Saved entries:
━━━━━━━━━━━━━━━━━━━━
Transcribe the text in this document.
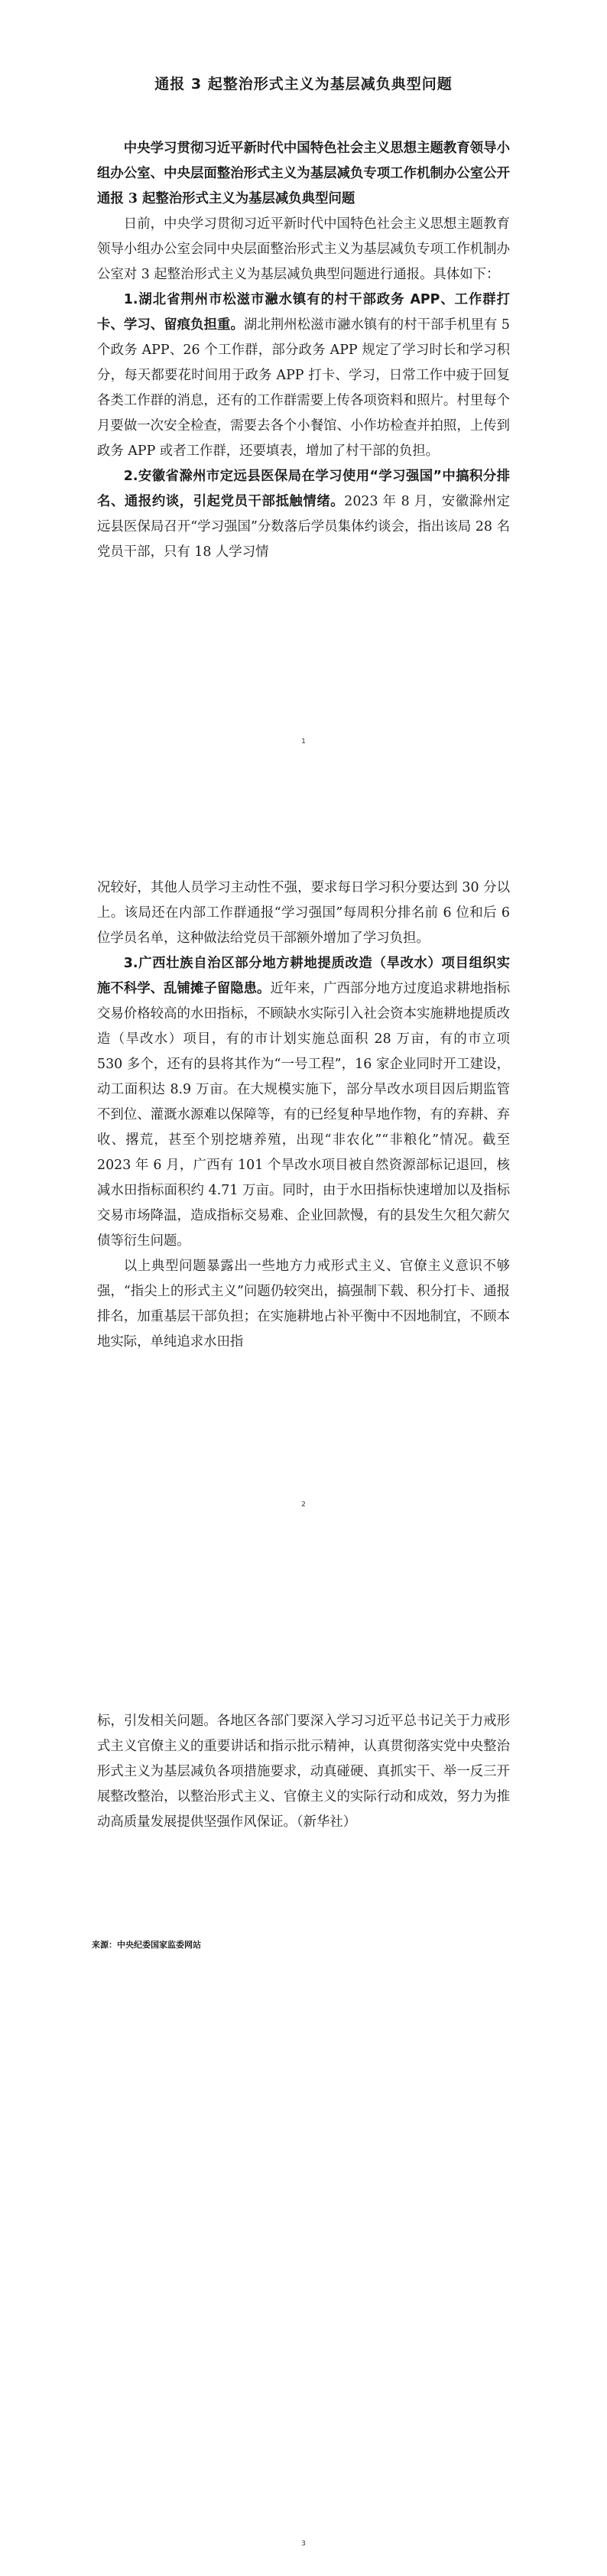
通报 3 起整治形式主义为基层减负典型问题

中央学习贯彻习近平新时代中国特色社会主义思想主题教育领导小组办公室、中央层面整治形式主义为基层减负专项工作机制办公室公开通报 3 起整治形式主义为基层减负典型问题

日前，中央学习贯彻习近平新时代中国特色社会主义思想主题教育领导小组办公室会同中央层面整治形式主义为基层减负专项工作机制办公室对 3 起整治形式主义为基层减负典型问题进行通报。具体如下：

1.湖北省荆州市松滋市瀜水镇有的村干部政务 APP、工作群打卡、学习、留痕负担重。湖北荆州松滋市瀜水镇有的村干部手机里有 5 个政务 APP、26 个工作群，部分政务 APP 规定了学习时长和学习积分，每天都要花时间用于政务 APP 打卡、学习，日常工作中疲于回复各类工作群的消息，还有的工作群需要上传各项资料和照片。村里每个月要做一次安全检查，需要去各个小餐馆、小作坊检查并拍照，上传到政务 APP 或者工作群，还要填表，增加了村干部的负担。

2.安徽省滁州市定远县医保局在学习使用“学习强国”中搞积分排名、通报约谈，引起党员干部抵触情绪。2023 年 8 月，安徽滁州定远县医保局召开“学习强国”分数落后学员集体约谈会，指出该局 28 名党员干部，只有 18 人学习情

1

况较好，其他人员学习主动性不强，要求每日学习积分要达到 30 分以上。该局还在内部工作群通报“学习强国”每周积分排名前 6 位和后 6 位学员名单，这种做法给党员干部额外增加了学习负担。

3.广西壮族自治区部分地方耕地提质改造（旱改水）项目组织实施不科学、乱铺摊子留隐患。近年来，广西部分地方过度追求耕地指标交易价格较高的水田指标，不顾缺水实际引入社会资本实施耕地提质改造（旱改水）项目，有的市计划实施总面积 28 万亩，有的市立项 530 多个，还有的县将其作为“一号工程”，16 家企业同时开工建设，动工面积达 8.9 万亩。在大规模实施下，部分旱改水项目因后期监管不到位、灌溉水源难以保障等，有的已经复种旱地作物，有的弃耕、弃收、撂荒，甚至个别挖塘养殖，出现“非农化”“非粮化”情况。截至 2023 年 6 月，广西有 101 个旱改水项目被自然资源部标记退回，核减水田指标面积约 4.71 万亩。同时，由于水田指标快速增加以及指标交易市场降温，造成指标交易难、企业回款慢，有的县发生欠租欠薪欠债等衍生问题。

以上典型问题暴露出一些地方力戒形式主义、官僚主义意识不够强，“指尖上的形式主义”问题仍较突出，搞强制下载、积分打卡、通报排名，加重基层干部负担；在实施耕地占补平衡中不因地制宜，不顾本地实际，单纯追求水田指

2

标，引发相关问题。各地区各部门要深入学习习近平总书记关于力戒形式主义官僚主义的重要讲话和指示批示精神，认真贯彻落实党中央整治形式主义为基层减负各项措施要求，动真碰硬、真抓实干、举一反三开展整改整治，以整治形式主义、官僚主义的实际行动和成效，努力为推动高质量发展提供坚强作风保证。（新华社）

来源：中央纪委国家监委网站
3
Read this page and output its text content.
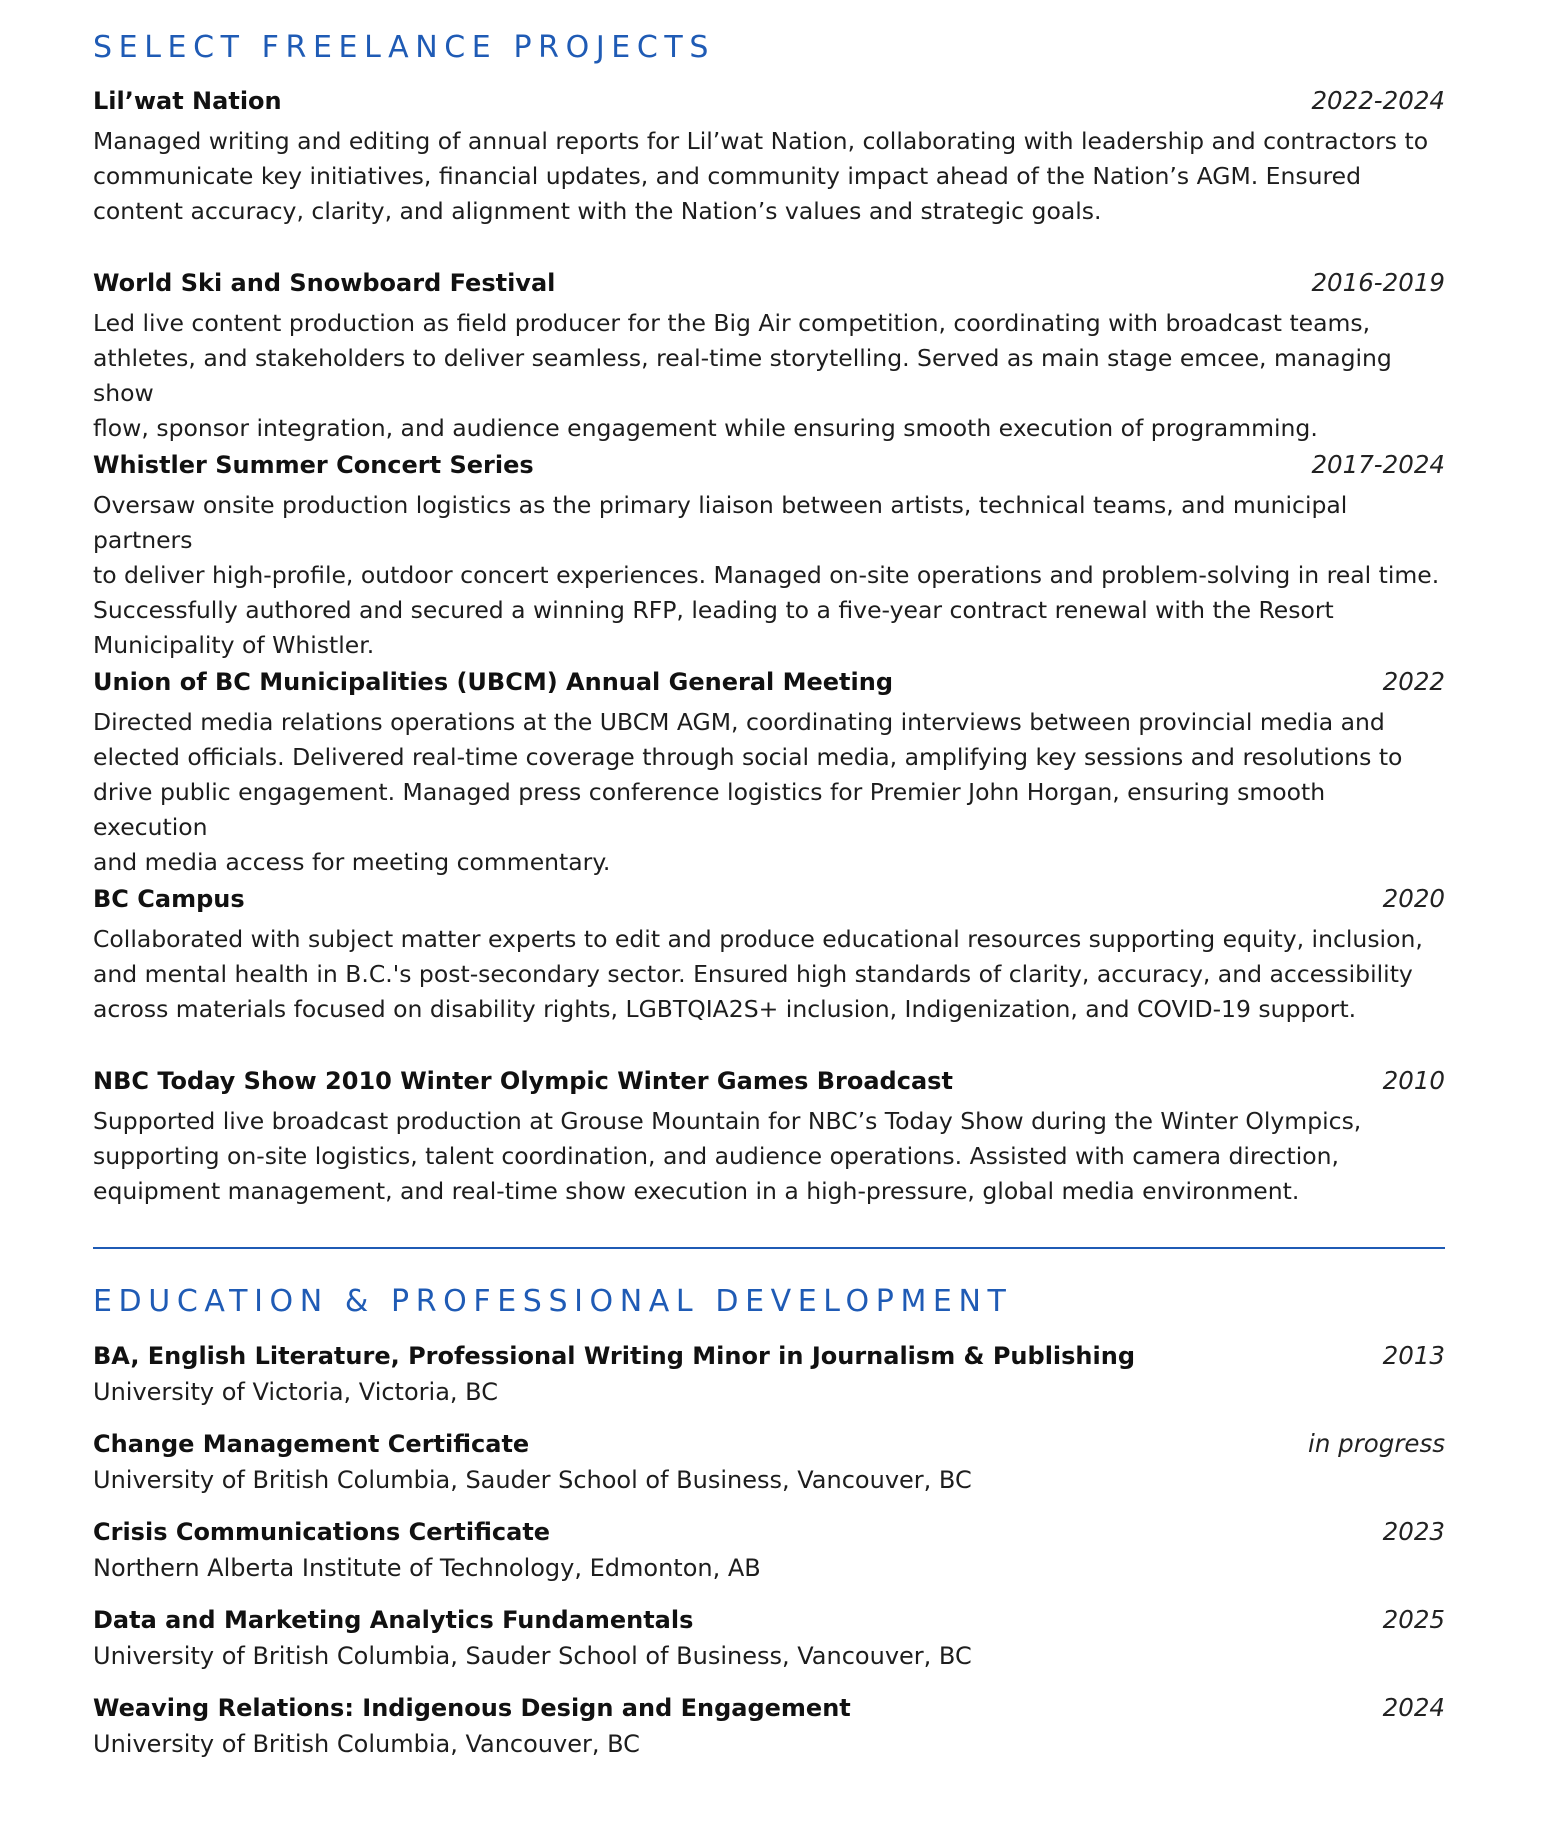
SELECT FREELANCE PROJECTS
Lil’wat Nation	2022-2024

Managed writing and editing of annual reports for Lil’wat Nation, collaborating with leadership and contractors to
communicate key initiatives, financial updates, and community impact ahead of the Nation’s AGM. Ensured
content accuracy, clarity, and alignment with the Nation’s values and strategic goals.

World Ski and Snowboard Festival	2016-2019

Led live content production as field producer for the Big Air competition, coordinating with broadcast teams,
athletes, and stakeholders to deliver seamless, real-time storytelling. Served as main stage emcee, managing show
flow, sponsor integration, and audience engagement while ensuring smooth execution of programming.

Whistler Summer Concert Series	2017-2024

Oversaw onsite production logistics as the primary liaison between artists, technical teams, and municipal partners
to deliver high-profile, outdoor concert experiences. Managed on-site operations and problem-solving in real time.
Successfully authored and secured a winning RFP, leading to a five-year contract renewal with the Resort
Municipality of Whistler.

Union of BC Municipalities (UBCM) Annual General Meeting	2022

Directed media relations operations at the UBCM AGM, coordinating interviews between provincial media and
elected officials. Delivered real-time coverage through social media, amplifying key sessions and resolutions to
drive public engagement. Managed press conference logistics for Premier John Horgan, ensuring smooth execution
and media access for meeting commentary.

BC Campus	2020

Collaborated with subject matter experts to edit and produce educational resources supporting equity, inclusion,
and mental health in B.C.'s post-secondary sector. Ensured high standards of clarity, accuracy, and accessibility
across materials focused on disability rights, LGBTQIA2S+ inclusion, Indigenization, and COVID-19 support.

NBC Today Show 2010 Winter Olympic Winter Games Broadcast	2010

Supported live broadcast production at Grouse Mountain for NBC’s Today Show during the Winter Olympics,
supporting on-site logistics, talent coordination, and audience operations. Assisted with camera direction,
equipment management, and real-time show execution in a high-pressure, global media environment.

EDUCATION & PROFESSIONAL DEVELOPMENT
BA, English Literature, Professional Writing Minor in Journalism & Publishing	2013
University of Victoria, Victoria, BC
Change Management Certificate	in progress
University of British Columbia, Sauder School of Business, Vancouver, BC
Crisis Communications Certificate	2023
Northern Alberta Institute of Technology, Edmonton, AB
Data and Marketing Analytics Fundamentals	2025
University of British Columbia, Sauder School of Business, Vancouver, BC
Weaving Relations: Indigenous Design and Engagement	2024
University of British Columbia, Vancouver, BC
━━━━━━━━━━━━━━━━━━━━
* Problem description: Quote the listing above in full, except for the pictures.

* Response for this exercise:
Transcribe the text in this document.
通报 3 起整治形式主义为基层减负典型问题

中央学习贯彻习近平新时代中国特色社会主义思想主题教育领导小组办公室、中央层面整治形式主义为基层减负专项工作机制办公室公开通报 3 起整治形式主义为基层减负典型问题

日前，中央学习贯彻习近平新时代中国特色社会主义思想主题教育领导小组办公室会同中央层面整治形式主义为基层减负专项工作机制办公室对 3 起整治形式主义为基层减负典型问题进行通报。具体如下：

1.湖北省荆州市松滋市瀜水镇有的村干部政务 APP、工作群打卡、学习、留痕负担重。湖北荆州松滋市瀜水镇有的村干部手机里有 5 个政务 APP、26 个工作群，部分政务 APP 规定了学习时长和学习积分，每天都要花时间用于政务 APP 打卡、学习，日常工作中疲于回复各类工作群的消息，还有的工作群需要上传各项资料和照片。村里每个月要做一次安全检查，需要去各个小餐馆、小作坊检查并拍照，上传到政务 APP 或者工作群，还要填表，增加了村干部的负担。

2.安徽省滁州市定远县医保局在学习使用“学习强国”中搞积分排名、通报约谈，引起党员干部抵触情绪。2023 年 8 月，安徽滁州定远县医保局召开“学习强国”分数落后学员集体约谈会，指出该局 28 名党员干部，只有 18 人学习情

1

况较好，其他人员学习主动性不强，要求每日学习积分要达到 30 分以上。该局还在内部工作群通报“学习强国”每周积分排名前 6 位和后 6 位学员名单，这种做法给党员干部额外增加了学习负担。

3.广西壮族自治区部分地方耕地提质改造（旱改水）项目组织实施不科学、乱铺摊子留隐患。近年来，广西部分地方过度追求耕地指标交易价格较高的水田指标，不顾缺水实际引入社会资本实施耕地提质改造（旱改水）项目，有的市计划实施总面积 28 万亩，有的市立项 530 多个，还有的县将其作为“一号工程”，16 家企业同时开工建设，动工面积达 8.9 万亩。在大规模实施下，部分旱改水项目因后期监管不到位、灌溉水源难以保障等，有的已经复种旱地作物，有的弃耕、弃收、撂荒，甚至个别挖塘养殖，出现“非农化”“非粮化”情况。截至 2023 年 6 月，广西有 101 个旱改水项目被自然资源部标记退回，核减水田指标面积约 4.71 万亩。同时，由于水田指标快速增加以及指标交易市场降温，造成指标交易难、企业回款慢，有的县发生欠租欠薪欠债等衍生问题。

以上典型问题暴露出一些地方力戒形式主义、官僚主义意识不够强，“指尖上的形式主义”问题仍较突出，搞强制下载、积分打卡、通报排名，加重基层干部负担；在实施耕地占补平衡中不因地制宜，不顾本地实际，单纯追求水田指

2

标，引发相关问题。各地区各部门要深入学习习近平总书记关于力戒形式主义官僚主义的重要讲话和指示批示精神，认真贯彻落实党中央整治形式主义为基层减负各项措施要求，动真碰硬、真抓实干、举一反三开展整改整治，以整治形式主义、官僚主义的实际行动和成效，努力为推动高质量发展提供坚强作风保证。（新华社）

来源：中央纪委国家监委网站
3
Read this page and output its text content.
SELECT FREELANCE PROJECTS
Lil’wat Nation	2022-2024

Managed writing and editing of annual reports for Lil’wat Nation, collaborating with leadership and contractors to
communicate key initiatives, financial updates, and community impact ahead of the Nation’s AGM. Ensured
content accuracy, clarity, and alignment with the Nation’s values and strategic goals.

World Ski and Snowboard Festival	2016-2019

Led live content production as field producer for the Big Air competition, coordinating with broadcast teams,
athletes, and stakeholders to deliver seamless, real-time storytelling. Served as main stage emcee, managing show
flow, sponsor integration, and audience engagement while ensuring smooth execution of programming.

Whistler Summer Concert Series	2017-2024

Oversaw onsite production logistics as the primary liaison between artists, technical teams, and municipal partners
to deliver high-profile, outdoor concert experiences. Managed on-site operations and problem-solving in real time.
Successfully authored and secured a winning RFP, leading to a five-year contract renewal with the Resort
Municipality of Whistler.

Union of BC Municipalities (UBCM) Annual General Meeting	2022

Directed media relations operations at the UBCM AGM, coordinating interviews between provincial media and
elected officials. Delivered real-time coverage through social media, amplifying key sessions and resolutions to
drive public engagement. Managed press conference logistics for Premier John Horgan, ensuring smooth execution
and media access for meeting commentary.

BC Campus	2020

Collaborated with subject matter experts to edit and produce educational resources supporting equity, inclusion,
and mental health in B.C.'s post-secondary sector. Ensured high standards of clarity, accuracy, and accessibility
across materials focused on disability rights, LGBTQIA2S+ inclusion, Indigenization, and COVID-19 support.

NBC Today Show 2010 Winter Olympic Winter Games Broadcast	2010

Supported live broadcast production at Grouse Mountain for NBC’s Today Show during the Winter Olympics,
supporting on-site logistics, talent coordination, and audience operations. Assisted with camera direction,
equipment management, and real-time show execution in a high-pressure, global media environment.

EDUCATION & PROFESSIONAL DEVELOPMENT
BA, English Literature, Professional Writing Minor in Journalism & Publishing	2013
University of Victoria, Victoria, BC
Change Management Certificate	in progress
University of British Columbia, Sauder School of Business, Vancouver, BC
Crisis Communications Certificate	2023
Northern Alberta Institute of Technology, Edmonton, AB
Data and Marketing Analytics Fundamentals	2025
University of British Columbia, Sauder School of Business, Vancouver, BC
Weaving Relations: Indigenous Design and Engagement	2024
University of British Columbia, Vancouver, BC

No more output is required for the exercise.